## Written problem:
Collect each line of the entries that holds the string "title".

## Data lines:
======

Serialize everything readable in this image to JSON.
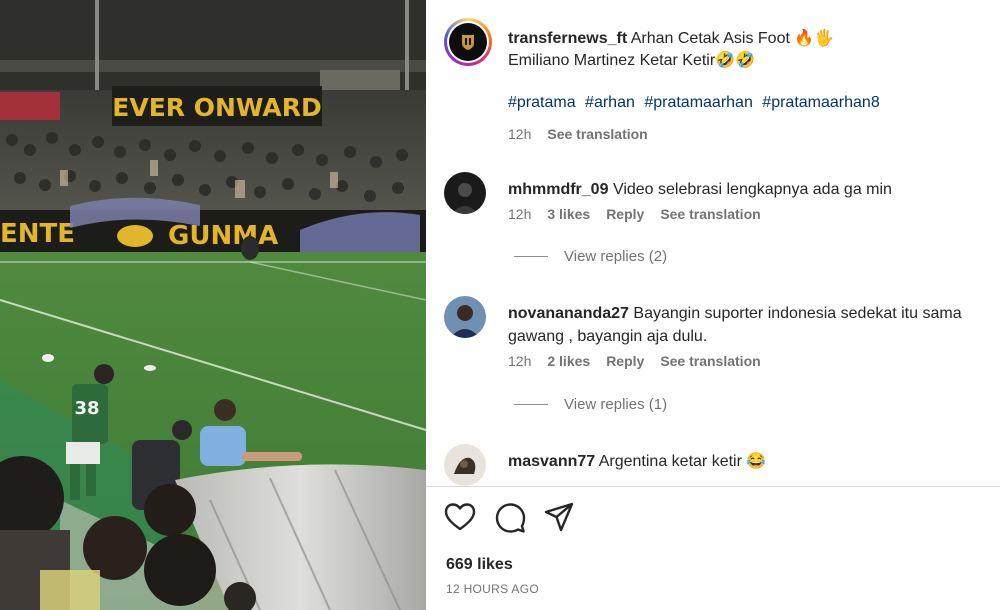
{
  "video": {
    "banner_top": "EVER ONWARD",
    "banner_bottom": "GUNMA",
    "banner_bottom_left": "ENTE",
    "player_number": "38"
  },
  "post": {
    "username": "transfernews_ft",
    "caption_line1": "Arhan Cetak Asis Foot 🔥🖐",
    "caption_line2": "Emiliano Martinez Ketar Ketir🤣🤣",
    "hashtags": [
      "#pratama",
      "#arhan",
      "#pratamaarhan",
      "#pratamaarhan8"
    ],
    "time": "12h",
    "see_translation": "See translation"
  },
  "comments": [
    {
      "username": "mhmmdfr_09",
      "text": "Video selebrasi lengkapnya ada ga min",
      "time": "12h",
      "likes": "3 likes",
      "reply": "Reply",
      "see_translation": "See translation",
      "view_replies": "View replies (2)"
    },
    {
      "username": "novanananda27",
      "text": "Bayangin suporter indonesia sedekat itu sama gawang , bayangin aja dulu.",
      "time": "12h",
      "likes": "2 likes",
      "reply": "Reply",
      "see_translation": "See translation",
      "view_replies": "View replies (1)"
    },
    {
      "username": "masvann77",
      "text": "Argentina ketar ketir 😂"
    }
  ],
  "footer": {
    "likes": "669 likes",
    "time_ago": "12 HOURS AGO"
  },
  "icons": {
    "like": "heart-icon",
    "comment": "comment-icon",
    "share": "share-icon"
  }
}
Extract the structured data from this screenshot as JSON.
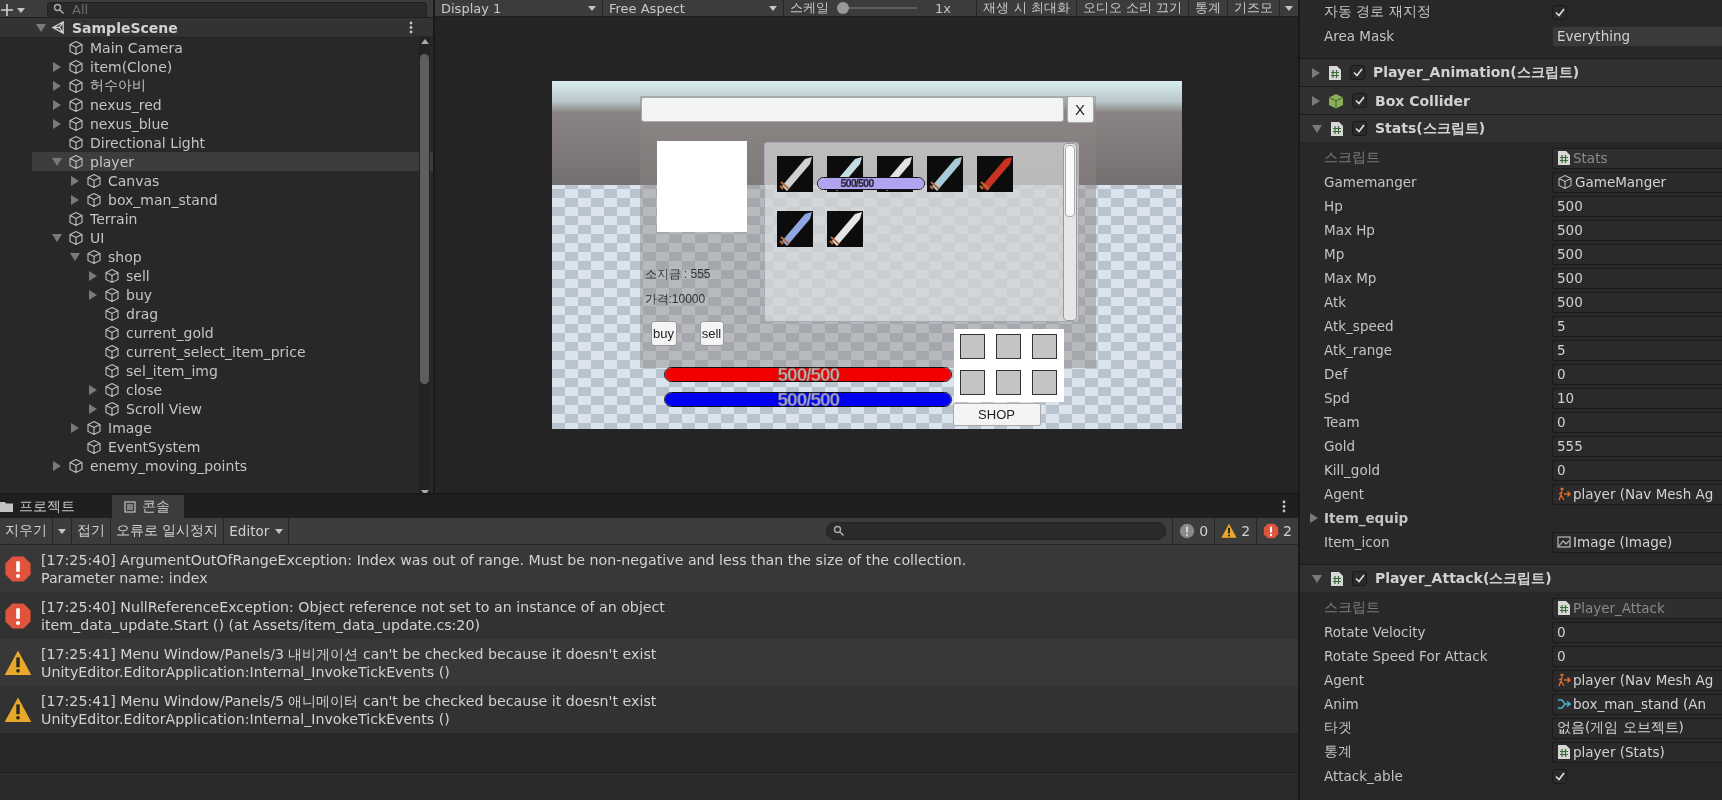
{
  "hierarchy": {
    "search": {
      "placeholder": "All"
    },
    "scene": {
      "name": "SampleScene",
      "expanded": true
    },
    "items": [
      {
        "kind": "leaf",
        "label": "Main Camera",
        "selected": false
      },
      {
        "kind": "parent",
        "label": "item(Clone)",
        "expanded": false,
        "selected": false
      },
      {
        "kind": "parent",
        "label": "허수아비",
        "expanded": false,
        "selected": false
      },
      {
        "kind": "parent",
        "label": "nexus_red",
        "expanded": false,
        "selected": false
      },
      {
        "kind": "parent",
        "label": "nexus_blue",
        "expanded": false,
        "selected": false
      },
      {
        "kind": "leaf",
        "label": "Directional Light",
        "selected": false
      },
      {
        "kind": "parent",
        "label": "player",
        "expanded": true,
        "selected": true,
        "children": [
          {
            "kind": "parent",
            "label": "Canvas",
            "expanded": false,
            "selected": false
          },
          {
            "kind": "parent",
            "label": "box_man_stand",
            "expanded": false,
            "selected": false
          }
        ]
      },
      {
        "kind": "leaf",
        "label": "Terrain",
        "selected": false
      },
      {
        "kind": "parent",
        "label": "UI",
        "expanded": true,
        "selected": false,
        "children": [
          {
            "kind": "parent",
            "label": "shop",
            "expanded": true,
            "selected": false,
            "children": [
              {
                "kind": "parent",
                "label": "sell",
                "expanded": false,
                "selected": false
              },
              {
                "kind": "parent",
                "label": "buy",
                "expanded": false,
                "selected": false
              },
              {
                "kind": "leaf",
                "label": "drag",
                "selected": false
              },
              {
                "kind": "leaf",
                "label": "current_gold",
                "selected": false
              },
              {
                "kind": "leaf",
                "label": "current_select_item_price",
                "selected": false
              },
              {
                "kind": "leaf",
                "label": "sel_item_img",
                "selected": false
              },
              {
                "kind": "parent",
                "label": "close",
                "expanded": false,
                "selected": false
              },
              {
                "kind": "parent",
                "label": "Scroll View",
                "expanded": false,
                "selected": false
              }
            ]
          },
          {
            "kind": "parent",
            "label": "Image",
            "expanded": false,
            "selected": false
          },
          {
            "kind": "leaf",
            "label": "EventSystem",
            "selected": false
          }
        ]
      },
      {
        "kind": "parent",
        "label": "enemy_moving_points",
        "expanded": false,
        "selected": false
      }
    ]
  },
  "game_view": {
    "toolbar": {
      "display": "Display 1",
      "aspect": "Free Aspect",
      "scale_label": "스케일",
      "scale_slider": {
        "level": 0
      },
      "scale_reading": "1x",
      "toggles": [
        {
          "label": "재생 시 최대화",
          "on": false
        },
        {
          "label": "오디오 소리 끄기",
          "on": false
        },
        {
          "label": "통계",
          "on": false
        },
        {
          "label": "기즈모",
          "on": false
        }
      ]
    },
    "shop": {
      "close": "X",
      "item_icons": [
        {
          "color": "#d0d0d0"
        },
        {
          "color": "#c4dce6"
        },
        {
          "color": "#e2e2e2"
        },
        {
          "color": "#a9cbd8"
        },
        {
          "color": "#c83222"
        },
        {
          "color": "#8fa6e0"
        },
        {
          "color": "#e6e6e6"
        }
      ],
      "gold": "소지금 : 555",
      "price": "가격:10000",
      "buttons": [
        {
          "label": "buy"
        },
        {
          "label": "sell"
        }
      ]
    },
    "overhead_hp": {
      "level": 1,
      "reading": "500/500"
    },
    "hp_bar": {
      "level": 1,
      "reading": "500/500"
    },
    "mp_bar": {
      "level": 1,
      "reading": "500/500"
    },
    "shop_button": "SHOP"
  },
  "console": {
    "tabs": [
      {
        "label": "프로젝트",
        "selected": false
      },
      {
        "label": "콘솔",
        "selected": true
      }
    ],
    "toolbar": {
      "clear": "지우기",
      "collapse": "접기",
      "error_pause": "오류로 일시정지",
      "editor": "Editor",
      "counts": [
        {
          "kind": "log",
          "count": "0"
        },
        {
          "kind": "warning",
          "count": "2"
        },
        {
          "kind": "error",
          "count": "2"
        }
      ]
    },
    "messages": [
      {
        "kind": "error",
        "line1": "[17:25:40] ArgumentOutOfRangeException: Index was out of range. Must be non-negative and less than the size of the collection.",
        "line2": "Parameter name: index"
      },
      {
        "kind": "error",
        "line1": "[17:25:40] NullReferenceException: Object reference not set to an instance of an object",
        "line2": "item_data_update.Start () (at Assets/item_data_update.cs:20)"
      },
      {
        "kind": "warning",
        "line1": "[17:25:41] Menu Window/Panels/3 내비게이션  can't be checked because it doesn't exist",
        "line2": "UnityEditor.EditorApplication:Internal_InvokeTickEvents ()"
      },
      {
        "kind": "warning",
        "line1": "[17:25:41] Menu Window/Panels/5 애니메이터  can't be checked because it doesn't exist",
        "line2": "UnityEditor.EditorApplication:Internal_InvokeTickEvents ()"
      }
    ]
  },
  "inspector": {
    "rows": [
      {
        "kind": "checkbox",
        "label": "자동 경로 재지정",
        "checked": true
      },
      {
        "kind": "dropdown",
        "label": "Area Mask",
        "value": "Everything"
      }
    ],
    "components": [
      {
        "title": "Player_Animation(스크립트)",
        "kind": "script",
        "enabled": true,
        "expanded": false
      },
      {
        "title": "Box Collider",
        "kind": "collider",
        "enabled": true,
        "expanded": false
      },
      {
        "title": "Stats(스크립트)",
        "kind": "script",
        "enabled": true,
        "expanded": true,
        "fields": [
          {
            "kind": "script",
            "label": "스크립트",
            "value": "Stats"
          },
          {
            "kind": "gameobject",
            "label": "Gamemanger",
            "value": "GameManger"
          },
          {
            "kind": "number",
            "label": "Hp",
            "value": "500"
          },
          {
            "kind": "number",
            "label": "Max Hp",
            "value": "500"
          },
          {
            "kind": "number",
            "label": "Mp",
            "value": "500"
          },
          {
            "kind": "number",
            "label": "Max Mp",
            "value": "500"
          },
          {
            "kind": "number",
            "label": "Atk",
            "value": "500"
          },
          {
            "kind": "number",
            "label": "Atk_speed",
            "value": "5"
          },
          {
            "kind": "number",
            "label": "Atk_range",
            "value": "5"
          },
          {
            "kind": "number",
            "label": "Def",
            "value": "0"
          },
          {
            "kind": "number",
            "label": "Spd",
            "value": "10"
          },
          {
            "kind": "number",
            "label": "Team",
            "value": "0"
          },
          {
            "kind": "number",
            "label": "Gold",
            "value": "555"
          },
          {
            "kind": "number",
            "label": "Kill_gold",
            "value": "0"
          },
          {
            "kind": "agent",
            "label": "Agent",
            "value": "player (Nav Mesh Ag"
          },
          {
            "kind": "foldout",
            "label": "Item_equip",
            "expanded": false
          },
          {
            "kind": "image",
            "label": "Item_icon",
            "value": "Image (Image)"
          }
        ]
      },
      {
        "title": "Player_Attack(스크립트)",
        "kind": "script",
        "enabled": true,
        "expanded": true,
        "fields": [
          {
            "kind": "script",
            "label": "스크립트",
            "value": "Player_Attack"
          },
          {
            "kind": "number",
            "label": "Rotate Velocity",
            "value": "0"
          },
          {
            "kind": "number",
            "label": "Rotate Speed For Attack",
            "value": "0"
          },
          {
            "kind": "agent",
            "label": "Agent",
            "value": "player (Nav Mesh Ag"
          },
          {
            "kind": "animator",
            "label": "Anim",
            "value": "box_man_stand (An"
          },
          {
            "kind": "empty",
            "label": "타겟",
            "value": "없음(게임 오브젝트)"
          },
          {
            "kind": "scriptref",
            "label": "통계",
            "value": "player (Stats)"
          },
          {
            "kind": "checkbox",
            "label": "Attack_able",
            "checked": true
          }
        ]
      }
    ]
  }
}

======

## Right answer:
        "title": "Player_Animation(스크립트)",
        "title": "Box Collider",
        "title": "Stats(스크립트)",
        "title": "Player_Attack(스크립트)",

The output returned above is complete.